▶ **GIVEN INSTRUCTION**
What is the number of lines containing the word "shall"? Please answer with that number and nothing more.

▶ **Collection entries**
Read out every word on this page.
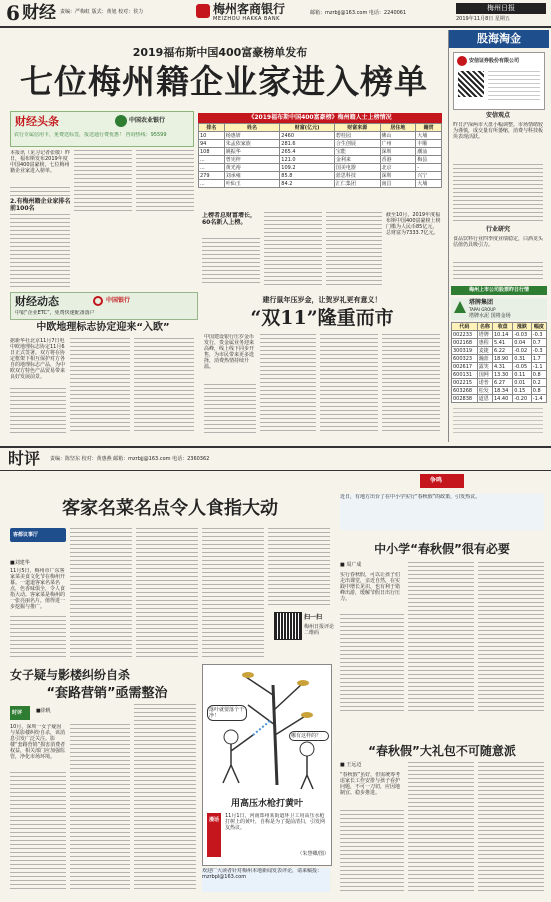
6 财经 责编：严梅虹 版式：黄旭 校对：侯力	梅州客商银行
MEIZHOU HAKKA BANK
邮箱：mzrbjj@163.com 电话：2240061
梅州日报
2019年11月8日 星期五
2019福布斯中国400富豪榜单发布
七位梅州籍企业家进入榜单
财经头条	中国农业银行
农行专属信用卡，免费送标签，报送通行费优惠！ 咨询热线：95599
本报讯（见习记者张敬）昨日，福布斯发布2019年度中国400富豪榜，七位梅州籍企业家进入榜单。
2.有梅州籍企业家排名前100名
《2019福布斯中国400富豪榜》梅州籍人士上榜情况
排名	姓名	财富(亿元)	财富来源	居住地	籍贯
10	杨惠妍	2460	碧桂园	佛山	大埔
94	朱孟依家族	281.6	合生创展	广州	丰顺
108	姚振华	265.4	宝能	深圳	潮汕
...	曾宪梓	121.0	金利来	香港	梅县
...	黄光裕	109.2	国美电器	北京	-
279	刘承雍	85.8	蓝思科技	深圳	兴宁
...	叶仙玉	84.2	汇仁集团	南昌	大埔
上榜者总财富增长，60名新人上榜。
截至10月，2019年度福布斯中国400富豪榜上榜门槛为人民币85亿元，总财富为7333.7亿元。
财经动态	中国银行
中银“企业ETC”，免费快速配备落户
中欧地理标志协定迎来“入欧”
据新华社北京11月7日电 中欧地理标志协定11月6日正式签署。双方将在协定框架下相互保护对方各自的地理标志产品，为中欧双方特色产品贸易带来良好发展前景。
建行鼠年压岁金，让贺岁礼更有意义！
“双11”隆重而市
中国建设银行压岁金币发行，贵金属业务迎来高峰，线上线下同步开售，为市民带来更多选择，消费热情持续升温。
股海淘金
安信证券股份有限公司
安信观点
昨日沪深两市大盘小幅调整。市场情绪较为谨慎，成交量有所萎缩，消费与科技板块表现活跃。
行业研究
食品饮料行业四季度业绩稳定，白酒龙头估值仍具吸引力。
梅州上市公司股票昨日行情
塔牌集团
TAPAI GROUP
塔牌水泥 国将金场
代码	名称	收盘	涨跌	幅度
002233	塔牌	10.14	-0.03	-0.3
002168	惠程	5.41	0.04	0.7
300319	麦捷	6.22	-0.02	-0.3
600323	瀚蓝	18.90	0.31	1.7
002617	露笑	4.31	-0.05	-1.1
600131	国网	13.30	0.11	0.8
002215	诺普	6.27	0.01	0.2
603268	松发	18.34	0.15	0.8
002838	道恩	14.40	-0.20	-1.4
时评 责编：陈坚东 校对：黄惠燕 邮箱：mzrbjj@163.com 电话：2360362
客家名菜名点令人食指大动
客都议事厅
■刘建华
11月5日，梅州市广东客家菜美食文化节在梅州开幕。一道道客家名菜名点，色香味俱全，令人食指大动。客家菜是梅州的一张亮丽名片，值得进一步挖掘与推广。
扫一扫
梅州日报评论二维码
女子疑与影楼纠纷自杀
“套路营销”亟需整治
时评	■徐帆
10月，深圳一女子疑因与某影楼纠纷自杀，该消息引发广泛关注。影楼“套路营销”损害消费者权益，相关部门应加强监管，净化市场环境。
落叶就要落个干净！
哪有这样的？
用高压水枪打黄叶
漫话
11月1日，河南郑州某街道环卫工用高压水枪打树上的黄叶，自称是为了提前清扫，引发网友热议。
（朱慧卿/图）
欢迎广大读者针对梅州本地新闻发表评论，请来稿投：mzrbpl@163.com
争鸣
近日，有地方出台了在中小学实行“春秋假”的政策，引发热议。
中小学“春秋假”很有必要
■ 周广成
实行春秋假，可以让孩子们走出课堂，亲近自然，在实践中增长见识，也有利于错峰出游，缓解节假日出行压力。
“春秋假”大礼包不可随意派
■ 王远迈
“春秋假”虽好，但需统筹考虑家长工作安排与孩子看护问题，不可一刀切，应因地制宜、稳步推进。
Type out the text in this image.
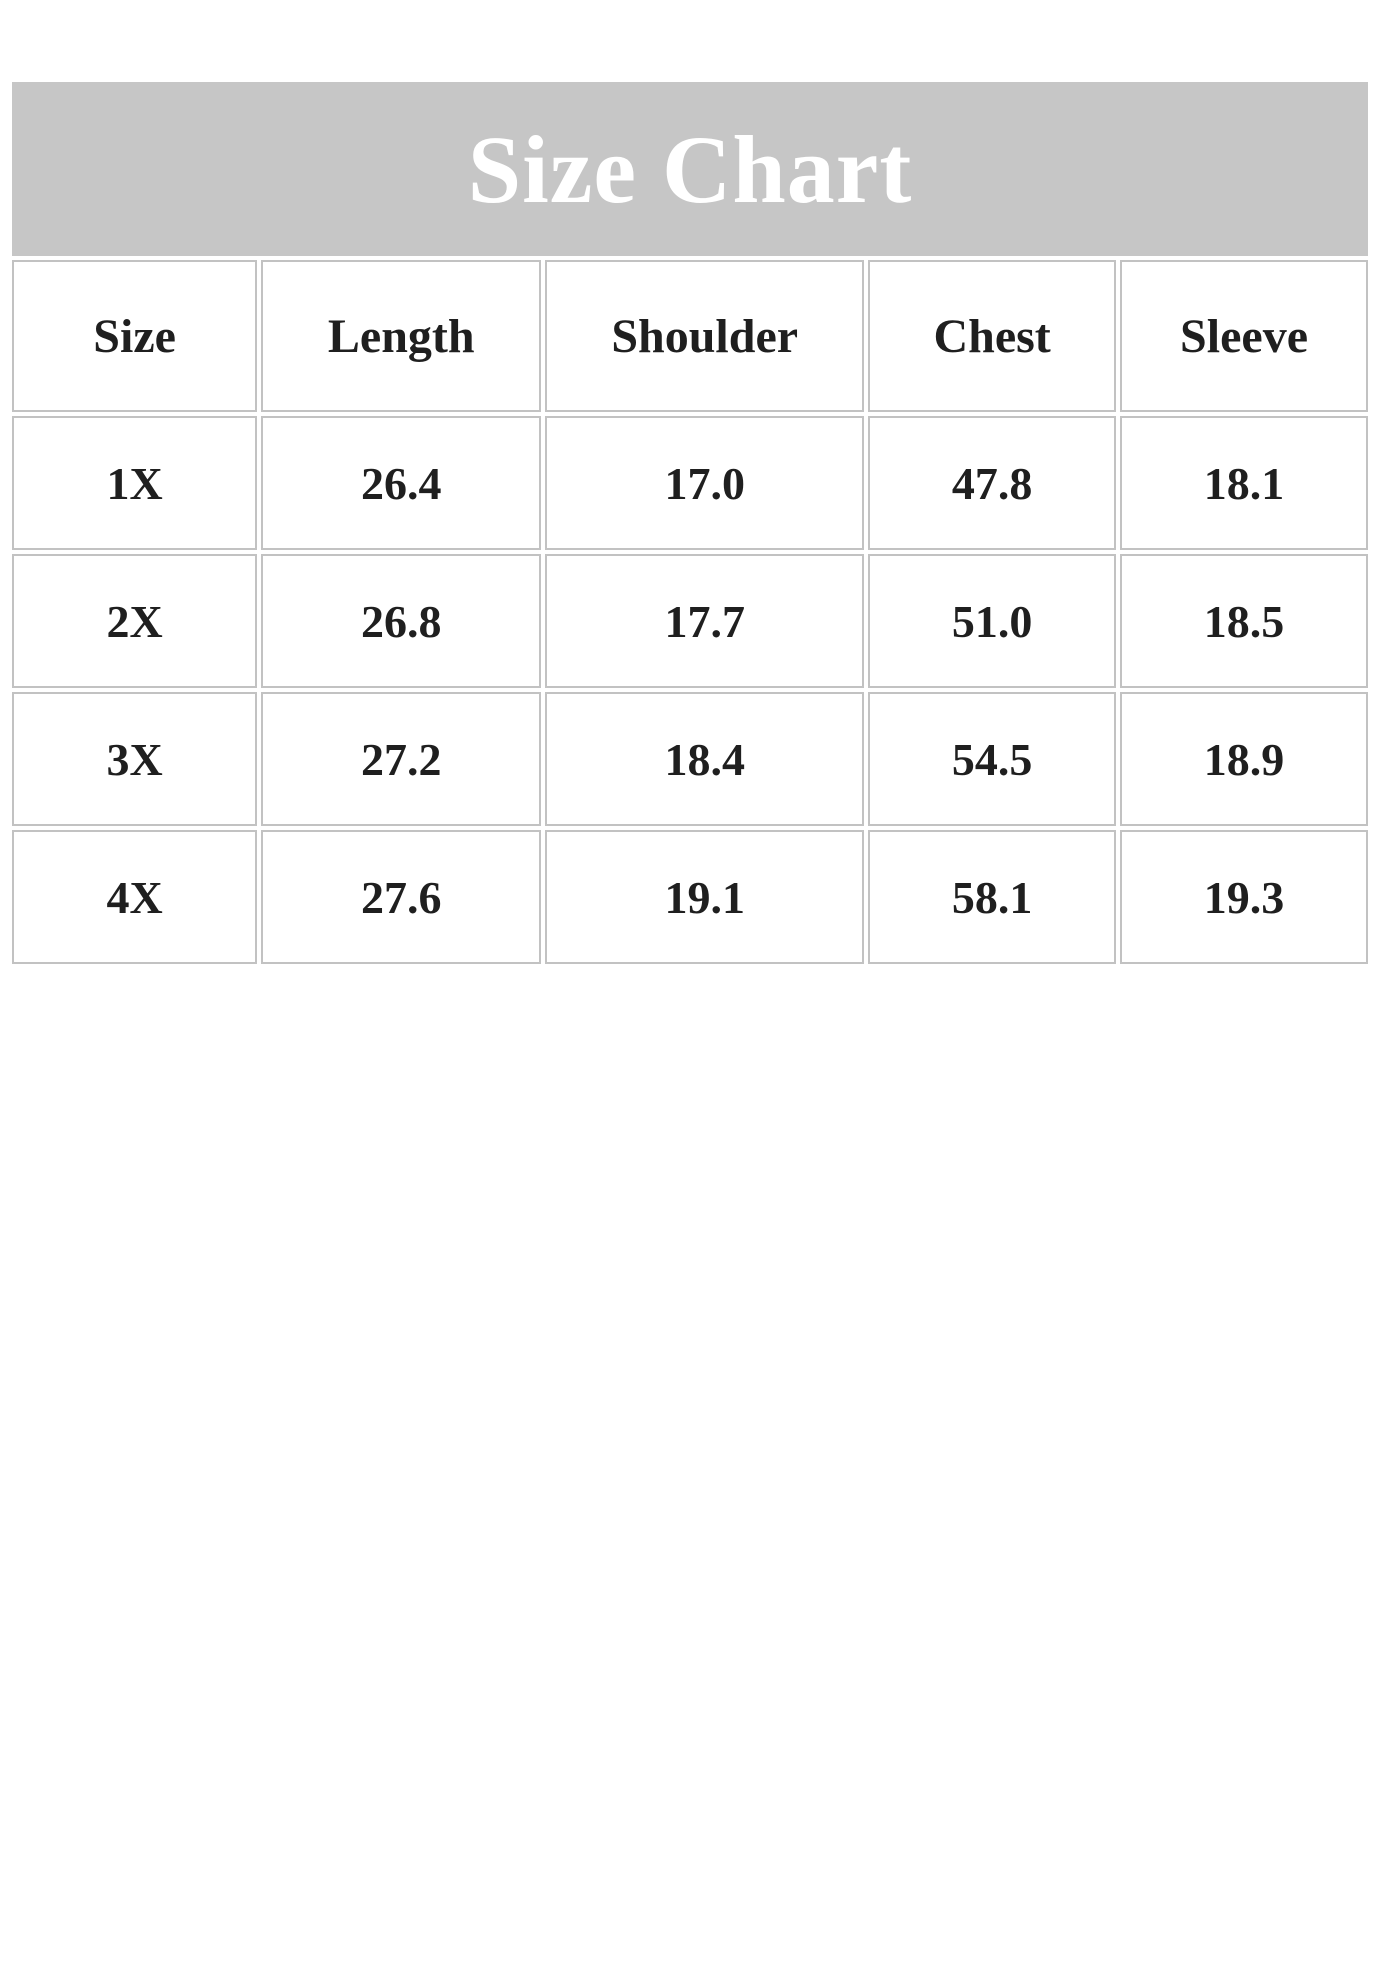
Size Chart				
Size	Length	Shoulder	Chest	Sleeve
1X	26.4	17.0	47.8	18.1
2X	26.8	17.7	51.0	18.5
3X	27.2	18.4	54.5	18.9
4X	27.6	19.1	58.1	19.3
...
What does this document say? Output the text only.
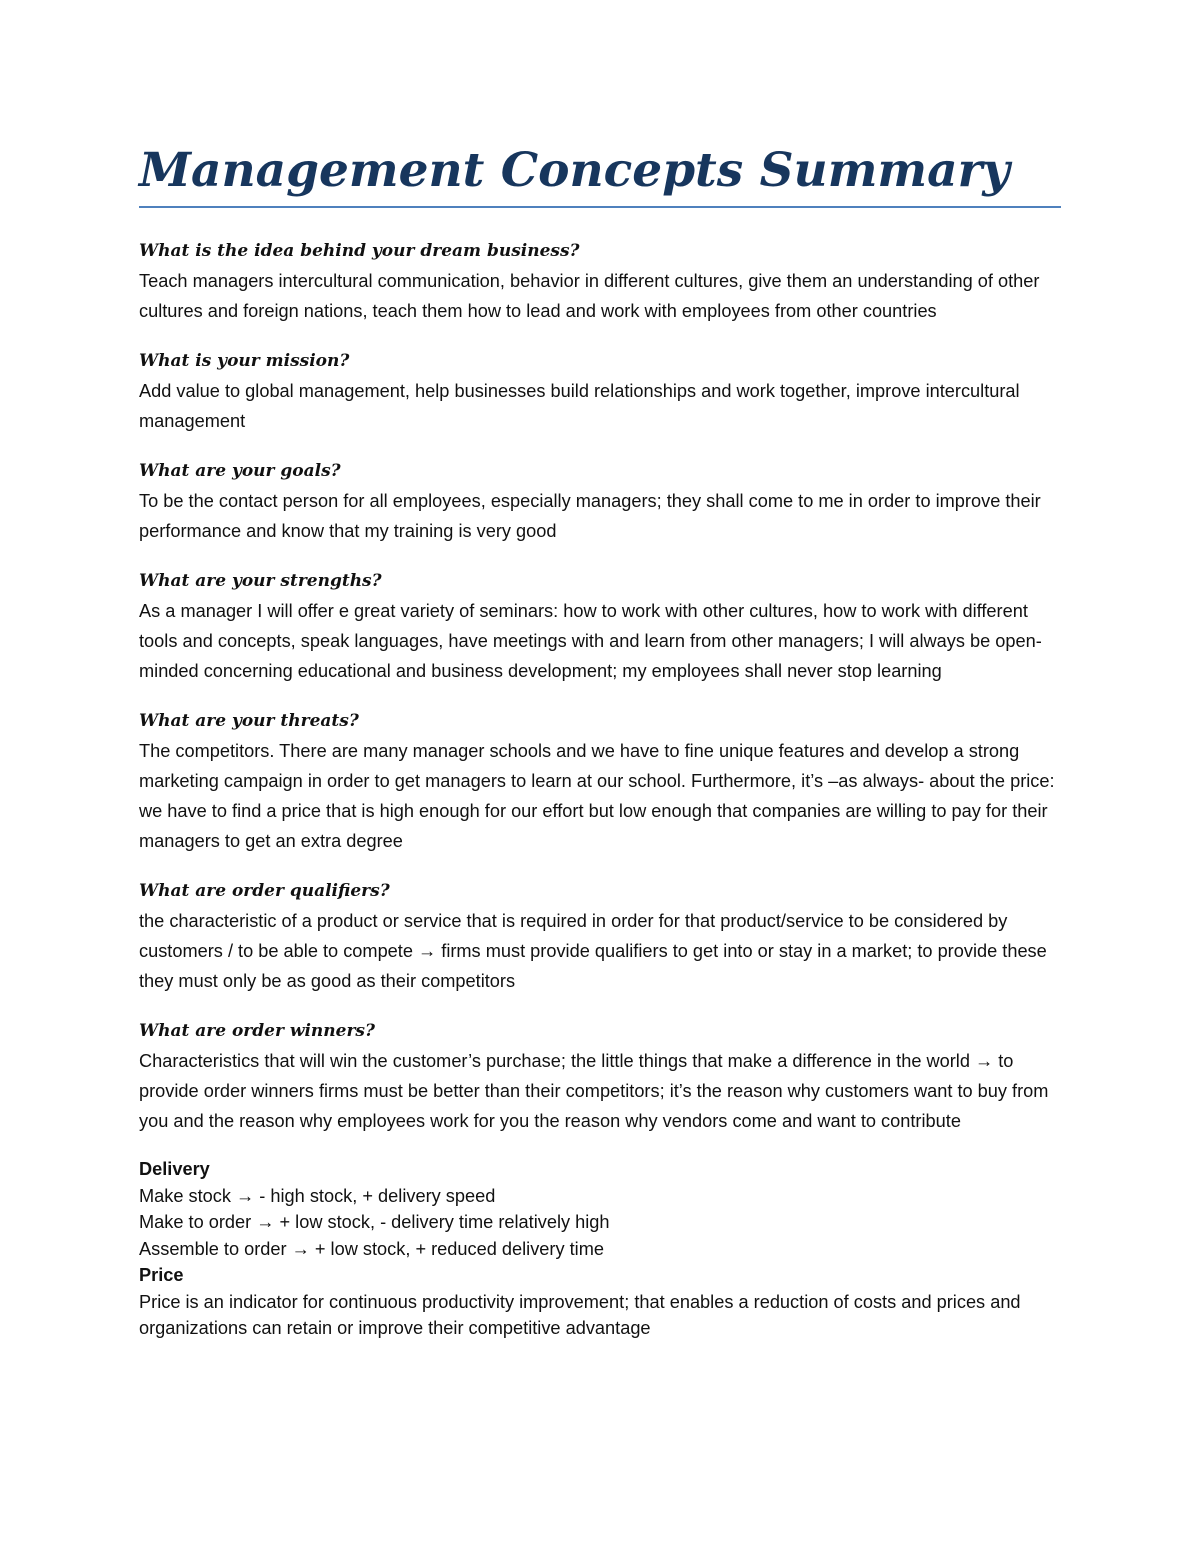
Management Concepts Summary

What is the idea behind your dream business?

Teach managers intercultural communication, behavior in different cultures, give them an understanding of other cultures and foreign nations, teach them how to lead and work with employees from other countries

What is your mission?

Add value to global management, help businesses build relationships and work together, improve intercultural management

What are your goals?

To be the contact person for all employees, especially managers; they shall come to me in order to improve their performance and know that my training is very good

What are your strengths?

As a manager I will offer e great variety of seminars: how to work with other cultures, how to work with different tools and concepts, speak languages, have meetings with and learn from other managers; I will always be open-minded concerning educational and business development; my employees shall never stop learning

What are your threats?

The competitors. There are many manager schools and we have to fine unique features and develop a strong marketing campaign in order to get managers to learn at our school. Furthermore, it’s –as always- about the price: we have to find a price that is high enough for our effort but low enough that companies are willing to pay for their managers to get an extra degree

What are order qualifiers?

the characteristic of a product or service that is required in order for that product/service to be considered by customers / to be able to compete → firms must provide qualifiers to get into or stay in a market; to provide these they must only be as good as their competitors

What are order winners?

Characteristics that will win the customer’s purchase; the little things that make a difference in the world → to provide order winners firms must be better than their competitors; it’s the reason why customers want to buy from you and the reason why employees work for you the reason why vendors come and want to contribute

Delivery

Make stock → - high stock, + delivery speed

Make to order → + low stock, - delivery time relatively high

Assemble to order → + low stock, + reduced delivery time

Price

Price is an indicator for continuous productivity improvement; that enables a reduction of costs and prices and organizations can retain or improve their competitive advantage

▶ **RESULT OF THE TASK**
2